_DATASET EXCERPTS_:

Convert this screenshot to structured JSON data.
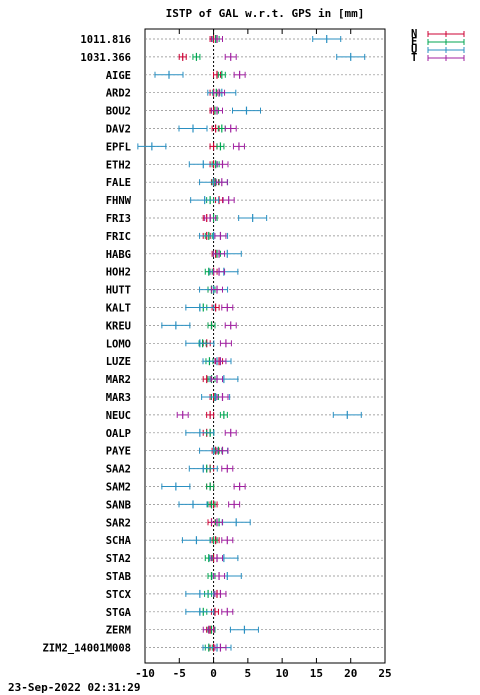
{
  "chart_data": {
    "type": "scatter",
    "title": "ISTP of GAL w.r.t. GPS in [mm]",
    "xlim": [
      -10,
      25
    ],
    "xticks": [
      -10,
      -5,
      0,
      5,
      10,
      15,
      20,
      25
    ],
    "grid": true,
    "legend_position": "top-right",
    "series": [
      {
        "name": "N",
        "color": "#cc0033"
      },
      {
        "name": "E",
        "color": "#00a651"
      },
      {
        "name": "U",
        "color": "#2a8fc1"
      },
      {
        "name": "T",
        "color": "#a020a0"
      }
    ],
    "stations": [
      {
        "name": "1011.816",
        "N": 0.0,
        "E": 0.3,
        "U": 16.5,
        "T": 0.5
      },
      {
        "name": "1031.366",
        "N": -4.5,
        "E": -2.5,
        "U": 20.0,
        "T": 2.5
      },
      {
        "name": "AIGE",
        "N": 0.5,
        "E": 1.2,
        "U": -6.5,
        "T": 3.8
      },
      {
        "name": "ARD2",
        "N": 0.0,
        "E": 0.4,
        "U": 1.2,
        "T": 0.8
      },
      {
        "name": "BOU2",
        "N": 0.0,
        "E": 0.2,
        "U": 4.8,
        "T": 0.5
      },
      {
        "name": "DAV2",
        "N": 0.3,
        "E": 1.2,
        "U": -3.0,
        "T": 2.5
      },
      {
        "name": "EPFL",
        "N": 0.0,
        "E": 1.0,
        "U": -9.0,
        "T": 3.7
      },
      {
        "name": "ETH2",
        "N": 0.0,
        "E": 0.3,
        "U": -1.5,
        "T": 1.3
      },
      {
        "name": "FALE",
        "N": 0.2,
        "E": 0.3,
        "U": 0.0,
        "T": 1.2
      },
      {
        "name": "FHNW",
        "N": 0.8,
        "E": -0.5,
        "U": -1.3,
        "T": 2.2
      },
      {
        "name": "FRI3",
        "N": -1.0,
        "E": 0.0,
        "U": 5.7,
        "T": -0.5
      },
      {
        "name": "FRIC",
        "N": -1.0,
        "E": -0.7,
        "U": 0.0,
        "T": 1.0
      },
      {
        "name": "HABG",
        "N": 0.3,
        "E": 0.5,
        "U": 2.0,
        "T": 0.8
      },
      {
        "name": "HOH2",
        "N": 0.0,
        "E": -0.7,
        "U": 1.5,
        "T": 0.8
      },
      {
        "name": "HUTT",
        "N": -0.3,
        "E": -0.3,
        "U": 0.0,
        "T": 0.5
      },
      {
        "name": "KALT",
        "N": 0.3,
        "E": -1.5,
        "U": -2.0,
        "T": 2.0
      },
      {
        "name": "KREU",
        "N": -0.3,
        "E": -0.3,
        "U": -5.5,
        "T": 2.5
      },
      {
        "name": "LOMO",
        "N": -1.0,
        "E": -1.6,
        "U": -2.0,
        "T": 1.8
      },
      {
        "name": "LUZE",
        "N": 0.8,
        "E": -0.6,
        "U": 0.5,
        "T": 1.0
      },
      {
        "name": "MAR2",
        "N": -1.0,
        "E": -0.3,
        "U": 1.5,
        "T": 0.5
      },
      {
        "name": "MAR3",
        "N": 0.0,
        "E": 0.2,
        "U": 0.3,
        "T": 1.3
      },
      {
        "name": "NEUC",
        "N": -0.5,
        "E": 1.5,
        "U": 19.5,
        "T": -4.5
      },
      {
        "name": "OALP",
        "N": -1.0,
        "E": -0.5,
        "U": -2.0,
        "T": 2.5
      },
      {
        "name": "PAYE",
        "N": 0.3,
        "E": 0.7,
        "U": 0.0,
        "T": 1.3
      },
      {
        "name": "SAA2",
        "N": -0.5,
        "E": -1.0,
        "U": -1.5,
        "T": 2.0
      },
      {
        "name": "SAM2",
        "N": -0.5,
        "E": -0.5,
        "U": -5.5,
        "T": 3.8
      },
      {
        "name": "SANB",
        "N": 0.0,
        "E": -0.3,
        "U": -3.0,
        "T": 3.0
      },
      {
        "name": "SAR2",
        "N": -0.3,
        "E": 0.8,
        "U": 3.3,
        "T": 0.5
      },
      {
        "name": "SCHA",
        "N": 0.3,
        "E": 0.0,
        "U": -2.5,
        "T": 2.0
      },
      {
        "name": "STA2",
        "N": 0.0,
        "E": -0.7,
        "U": 1.5,
        "T": 0.5
      },
      {
        "name": "STAB",
        "N": -0.3,
        "E": -0.3,
        "U": 2.0,
        "T": 0.8
      },
      {
        "name": "STCX",
        "N": 0.5,
        "E": -0.8,
        "U": -2.0,
        "T": 1.0
      },
      {
        "name": "STGA",
        "N": 0.2,
        "E": -1.5,
        "U": -2.0,
        "T": 2.0
      },
      {
        "name": "ZERM",
        "N": -0.5,
        "E": -0.3,
        "U": 4.5,
        "T": -0.7
      },
      {
        "name": "ZIM2_14001M008",
        "N": 0.0,
        "E": -0.7,
        "U": 0.5,
        "T": 1.0
      }
    ]
  },
  "footer": {
    "timestamp": "23-Sep-2022 02:31:29"
  }
}
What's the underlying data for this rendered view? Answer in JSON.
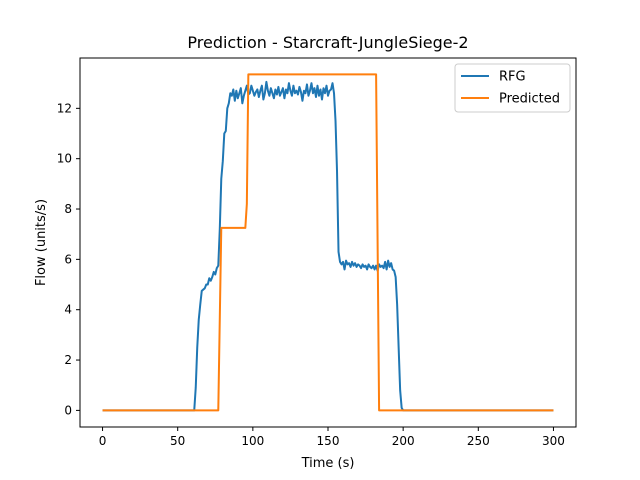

_GIVEN PROBLEM_:
The answer should be a single number: the count of lines in the data that include the string "JSON".

_THE REPLY_:
2